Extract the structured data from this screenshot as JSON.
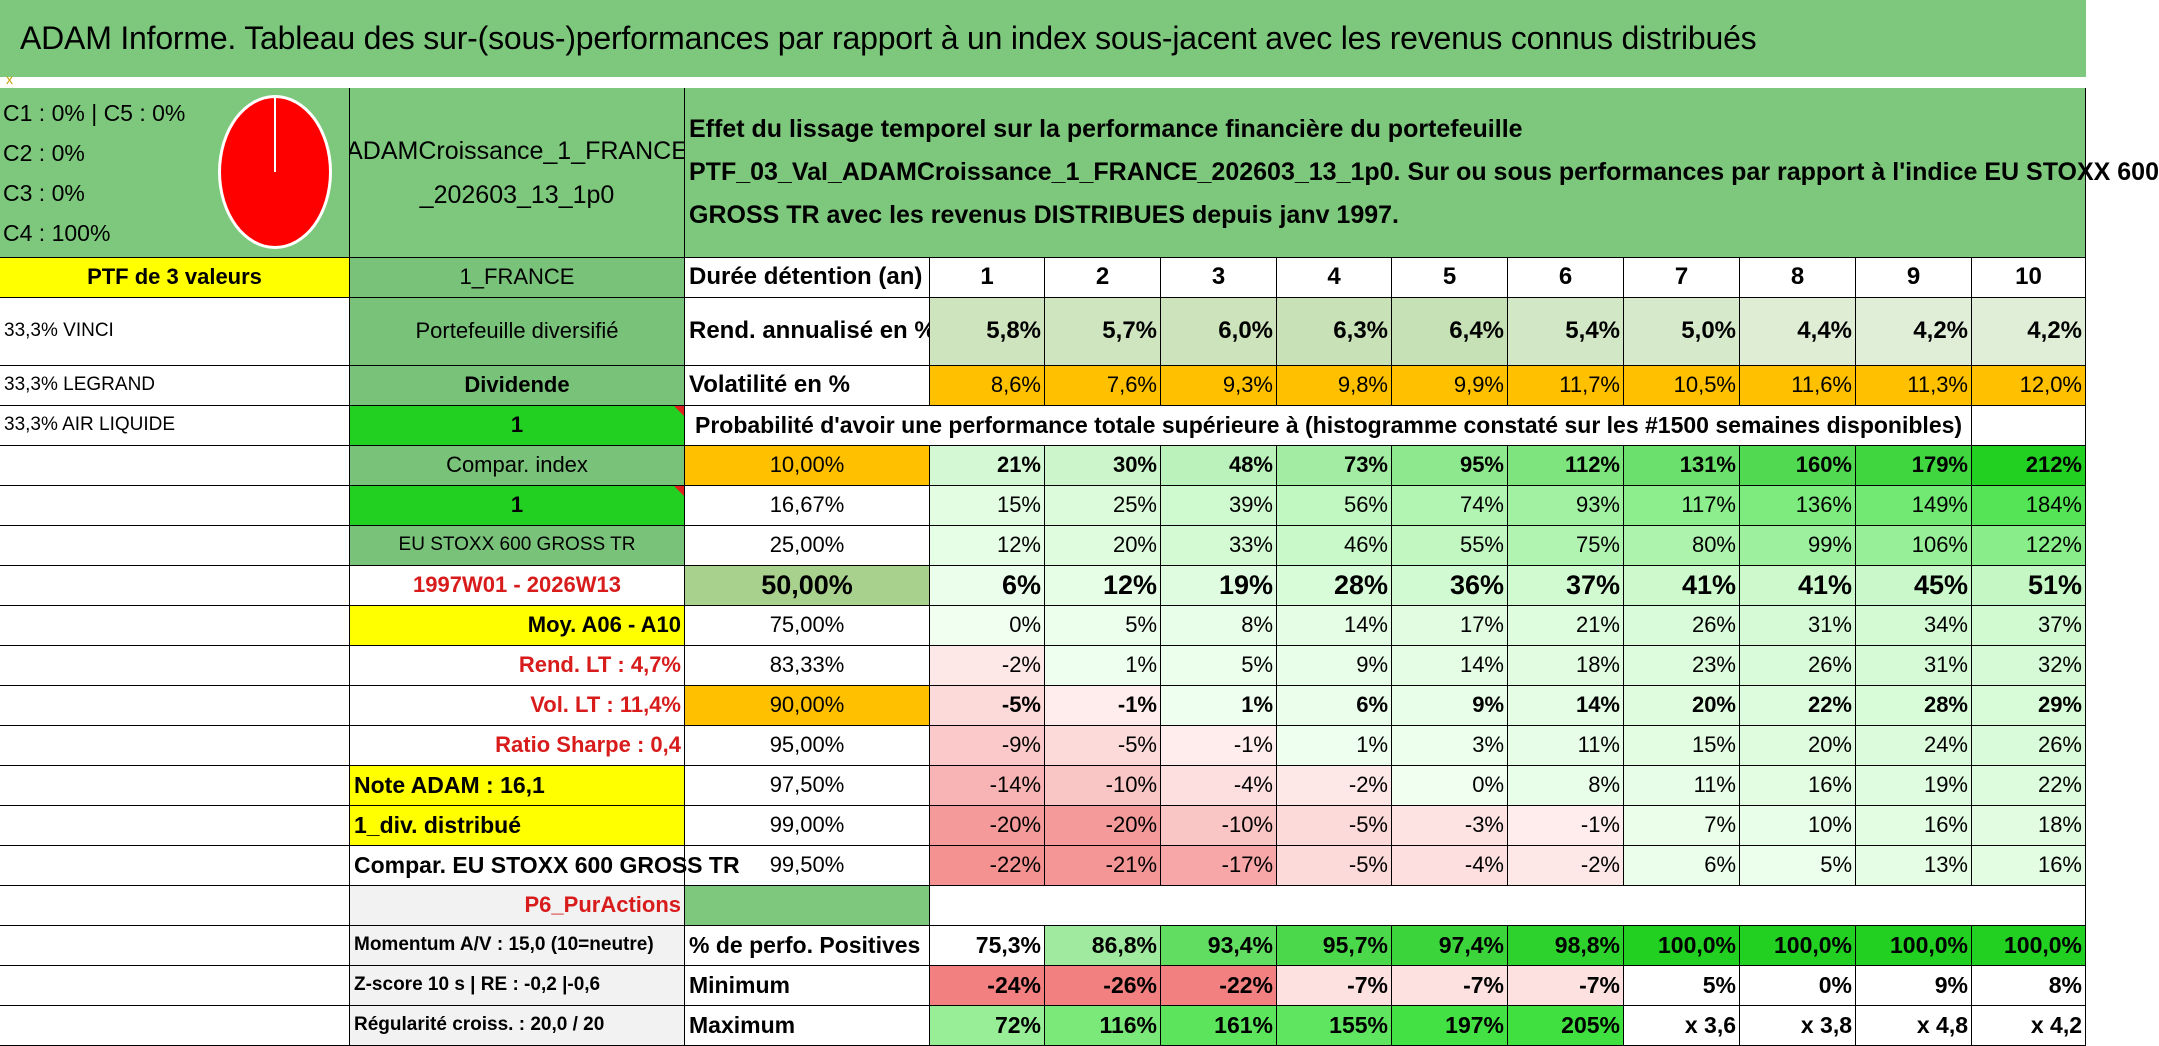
{
  "title": "ADAM Informe. Tableau des sur-(sous-)performances par rapport à un index sous-jacent avec les revenus connus distribués",
  "colors": {
    "header_green": "#7dc87d",
    "bright_green": "#22d022",
    "yellow": "#ffff00",
    "orange": "#ffc000",
    "pie_red": "#ff0000",
    "label_red": "#d81b1b"
  },
  "classes": {
    "line1": "C1 : 0% | C5 : 0%",
    "line2": "C2 : 0%",
    "line3": "C3 : 0%",
    "line4": "C4 : 100%",
    "pie_share_c4": 1.0
  },
  "portfolio_name": "ADAMCroissance_1_FRANCE _202603_13_1p0",
  "effect_text": {
    "line1": "Effet du lissage temporel sur la performance financière du portefeuille",
    "line2": "PTF_03_Val_ADAMCroissance_1_FRANCE_202603_13_1p0. Sur ou sous performances par rapport à l'indice EU STOXX 600",
    "line3": "GROSS TR avec les revenus DISTRIBUES depuis janv 1997."
  },
  "ptf_label": "PTF de 3 valeurs",
  "country": "1_FRANCE",
  "holdings": [
    "33,3% VINCI",
    "33,3% LEGRAND",
    "33,3% AIR LIQUIDE"
  ],
  "labels": {
    "portefeuille": "Portefeuille diversifié",
    "dividende": "Dividende",
    "one_a": "1",
    "compar_index": "Compar. index",
    "one_b": "1",
    "index_name": "EU STOXX 600 GROSS TR",
    "period": "1997W01 - 2026W13",
    "moy": "Moy. A06 - A10",
    "rend_lt": "Rend. LT : 4,7%",
    "vol_lt": "Vol. LT : 11,4%",
    "sharpe": "Ratio Sharpe : 0,4",
    "note": "Note ADAM : 16,1",
    "div": "1_div. distribué",
    "compar_eu": "Compar. EU STOXX 600 GROSS TR",
    "p6": "P6_PurActions",
    "momentum": "Momentum A/V : 15,0 (10=neutre)",
    "zscore": "Z-score 10 s | RE : -0,2 |-0,6",
    "regularite": "Régularité croiss. : 20,0 / 20"
  },
  "table": {
    "duree_label": "Durée détention (an)",
    "years": [
      "1",
      "2",
      "3",
      "4",
      "5",
      "6",
      "7",
      "8",
      "9",
      "10"
    ],
    "rend_label": "Rend. annualisé en %",
    "rend": [
      "5,8%",
      "5,7%",
      "6,0%",
      "6,3%",
      "6,4%",
      "5,4%",
      "5,0%",
      "4,4%",
      "4,2%",
      "4,2%"
    ],
    "vol_label": "Volatilité en %",
    "vol": [
      "8,6%",
      "7,6%",
      "9,3%",
      "9,8%",
      "9,9%",
      "11,7%",
      "10,5%",
      "11,6%",
      "11,3%",
      "12,0%"
    ],
    "prob_header": "Probabilité d'avoir une performance totale supérieure à (histogramme constaté sur les #1500 semaines disponibles)",
    "prob_rows": [
      {
        "pct": "10,00%",
        "values": [
          "21%",
          "30%",
          "48%",
          "73%",
          "95%",
          "112%",
          "131%",
          "160%",
          "179%",
          "212%"
        ]
      },
      {
        "pct": "16,67%",
        "values": [
          "15%",
          "25%",
          "39%",
          "56%",
          "74%",
          "93%",
          "117%",
          "136%",
          "149%",
          "184%"
        ]
      },
      {
        "pct": "25,00%",
        "values": [
          "12%",
          "20%",
          "33%",
          "46%",
          "55%",
          "75%",
          "80%",
          "99%",
          "106%",
          "122%"
        ]
      },
      {
        "pct": "50,00%",
        "values": [
          "6%",
          "12%",
          "19%",
          "28%",
          "36%",
          "37%",
          "41%",
          "41%",
          "45%",
          "51%"
        ]
      },
      {
        "pct": "75,00%",
        "values": [
          "0%",
          "5%",
          "8%",
          "14%",
          "17%",
          "21%",
          "26%",
          "31%",
          "34%",
          "37%"
        ]
      },
      {
        "pct": "83,33%",
        "values": [
          "-2%",
          "1%",
          "5%",
          "9%",
          "14%",
          "18%",
          "23%",
          "26%",
          "31%",
          "32%"
        ]
      },
      {
        "pct": "90,00%",
        "values": [
          "-5%",
          "-1%",
          "1%",
          "6%",
          "9%",
          "14%",
          "20%",
          "22%",
          "28%",
          "29%"
        ]
      },
      {
        "pct": "95,00%",
        "values": [
          "-9%",
          "-5%",
          "-1%",
          "1%",
          "3%",
          "11%",
          "15%",
          "20%",
          "24%",
          "26%"
        ]
      },
      {
        "pct": "97,50%",
        "values": [
          "-14%",
          "-10%",
          "-4%",
          "-2%",
          "0%",
          "8%",
          "11%",
          "16%",
          "19%",
          "22%"
        ]
      },
      {
        "pct": "99,00%",
        "values": [
          "-20%",
          "-20%",
          "-10%",
          "-5%",
          "-3%",
          "-1%",
          "7%",
          "10%",
          "16%",
          "18%"
        ]
      },
      {
        "pct": "99,50%",
        "values": [
          "-22%",
          "-21%",
          "-17%",
          "-5%",
          "-4%",
          "-2%",
          "6%",
          "5%",
          "13%",
          "16%"
        ]
      }
    ],
    "pos_label": "% de perfo. Positives",
    "pos": [
      "75,3%",
      "86,8%",
      "93,4%",
      "95,7%",
      "97,4%",
      "98,8%",
      "100,0%",
      "100,0%",
      "100,0%",
      "100,0%"
    ],
    "min_label": "Minimum",
    "min": [
      "-24%",
      "-26%",
      "-22%",
      "-7%",
      "-7%",
      "-7%",
      "5%",
      "0%",
      "9%",
      "8%"
    ],
    "max_label": "Maximum",
    "max": [
      "72%",
      "116%",
      "161%",
      "155%",
      "197%",
      "205%",
      "x 3,6",
      "x 3,8",
      "x 4,8",
      "x 4,2"
    ]
  }
}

YOUR GOAL =>
Return each line from the material above exactly, but not the pictures.

OUTPUT FOR THIS EXERCISE =>
Extract the structured data from this screenshot as JSON.
{
  "title": "ADAM Informe. Tableau des sur-(sous-)performances par rapport à un index sous-jacent avec les revenus connus distribués",
  "colors": {
    "header_green": "#7dc87d",
    "bright_green": "#22d022",
    "yellow": "#ffff00",
    "orange": "#ffc000",
    "pie_red": "#ff0000",
    "label_red": "#d81b1b"
  },
  "classes": {
    "line1": "C1 : 0% | C5 : 0%",
    "line2": "C2 : 0%",
    "line3": "C3 : 0%",
    "line4": "C4 : 100%",
    "pie_share_c4": 1.0
  },
  "portfolio_name": "ADAMCroissance_1_FRANCE _202603_13_1p0",
  "effect_text": {
    "line1": "Effet du lissage temporel sur la performance financière du portefeuille",
    "line2": "PTF_03_Val_ADAMCroissance_1_FRANCE_202603_13_1p0. Sur ou sous performances par rapport à l'indice EU STOXX 600",
    "line3": "GROSS TR avec les revenus DISTRIBUES depuis janv 1997."
  },
  "ptf_label": "PTF de 3 valeurs",
  "country": "1_FRANCE",
  "holdings": [
    "33,3% VINCI",
    "33,3% LEGRAND",
    "33,3% AIR LIQUIDE"
  ],
  "labels": {
    "portefeuille": "Portefeuille diversifié",
    "dividende": "Dividende",
    "one_a": "1",
    "compar_index": "Compar. index",
    "one_b": "1",
    "index_name": "EU STOXX 600 GROSS TR",
    "period": "1997W01 - 2026W13",
    "moy": "Moy. A06 - A10",
    "rend_lt": "Rend. LT : 4,7%",
    "vol_lt": "Vol. LT : 11,4%",
    "sharpe": "Ratio Sharpe : 0,4",
    "note": "Note ADAM : 16,1",
    "div": "1_div. distribué",
    "compar_eu": "Compar. EU STOXX 600 GROSS TR",
    "p6": "P6_PurActions",
    "momentum": "Momentum A/V : 15,0 (10=neutre)",
    "zscore": "Z-score 10 s | RE : -0,2 |-0,6",
    "regularite": "Régularité croiss. : 20,0 / 20"
  },
  "table": {
    "duree_label": "Durée détention (an)",
    "years": [
      "1",
      "2",
      "3",
      "4",
      "5",
      "6",
      "7",
      "8",
      "9",
      "10"
    ],
    "rend_label": "Rend. annualisé en %",
    "rend": [
      "5,8%",
      "5,7%",
      "6,0%",
      "6,3%",
      "6,4%",
      "5,4%",
      "5,0%",
      "4,4%",
      "4,2%",
      "4,2%"
    ],
    "vol_label": "Volatilité en %",
    "vol": [
      "8,6%",
      "7,6%",
      "9,3%",
      "9,8%",
      "9,9%",
      "11,7%",
      "10,5%",
      "11,6%",
      "11,3%",
      "12,0%"
    ],
    "prob_header": "Probabilité d'avoir une performance totale supérieure à (histogramme constaté sur les #1500 semaines disponibles)",
    "prob_rows": [
      {
        "pct": "10,00%",
        "values": [
          "21%",
          "30%",
          "48%",
          "73%",
          "95%",
          "112%",
          "131%",
          "160%",
          "179%",
          "212%"
        ]
      },
      {
        "pct": "16,67%",
        "values": [
          "15%",
          "25%",
          "39%",
          "56%",
          "74%",
          "93%",
          "117%",
          "136%",
          "149%",
          "184%"
        ]
      },
      {
        "pct": "25,00%",
        "values": [
          "12%",
          "20%",
          "33%",
          "46%",
          "55%",
          "75%",
          "80%",
          "99%",
          "106%",
          "122%"
        ]
      },
      {
        "pct": "50,00%",
        "values": [
          "6%",
          "12%",
          "19%",
          "28%",
          "36%",
          "37%",
          "41%",
          "41%",
          "45%",
          "51%"
        ]
      },
      {
        "pct": "75,00%",
        "values": [
          "0%",
          "5%",
          "8%",
          "14%",
          "17%",
          "21%",
          "26%",
          "31%",
          "34%",
          "37%"
        ]
      },
      {
        "pct": "83,33%",
        "values": [
          "-2%",
          "1%",
          "5%",
          "9%",
          "14%",
          "18%",
          "23%",
          "26%",
          "31%",
          "32%"
        ]
      },
      {
        "pct": "90,00%",
        "values": [
          "-5%",
          "-1%",
          "1%",
          "6%",
          "9%",
          "14%",
          "20%",
          "22%",
          "28%",
          "29%"
        ]
      },
      {
        "pct": "95,00%",
        "values": [
          "-9%",
          "-5%",
          "-1%",
          "1%",
          "3%",
          "11%",
          "15%",
          "20%",
          "24%",
          "26%"
        ]
      },
      {
        "pct": "97,50%",
        "values": [
          "-14%",
          "-10%",
          "-4%",
          "-2%",
          "0%",
          "8%",
          "11%",
          "16%",
          "19%",
          "22%"
        ]
      },
      {
        "pct": "99,00%",
        "values": [
          "-20%",
          "-20%",
          "-10%",
          "-5%",
          "-3%",
          "-1%",
          "7%",
          "10%",
          "16%",
          "18%"
        ]
      },
      {
        "pct": "99,50%",
        "values": [
          "-22%",
          "-21%",
          "-17%",
          "-5%",
          "-4%",
          "-2%",
          "6%",
          "5%",
          "13%",
          "16%"
        ]
      }
    ],
    "pos_label": "% de perfo. Positives",
    "pos": [
      "75,3%",
      "86,8%",
      "93,4%",
      "95,7%",
      "97,4%",
      "98,8%",
      "100,0%",
      "100,0%",
      "100,0%",
      "100,0%"
    ],
    "min_label": "Minimum",
    "min": [
      "-24%",
      "-26%",
      "-22%",
      "-7%",
      "-7%",
      "-7%",
      "5%",
      "0%",
      "9%",
      "8%"
    ],
    "max_label": "Maximum",
    "max": [
      "72%",
      "116%",
      "161%",
      "155%",
      "197%",
      "205%",
      "x 3,6",
      "x 3,8",
      "x 4,8",
      "x 4,2"
    ]
  }
}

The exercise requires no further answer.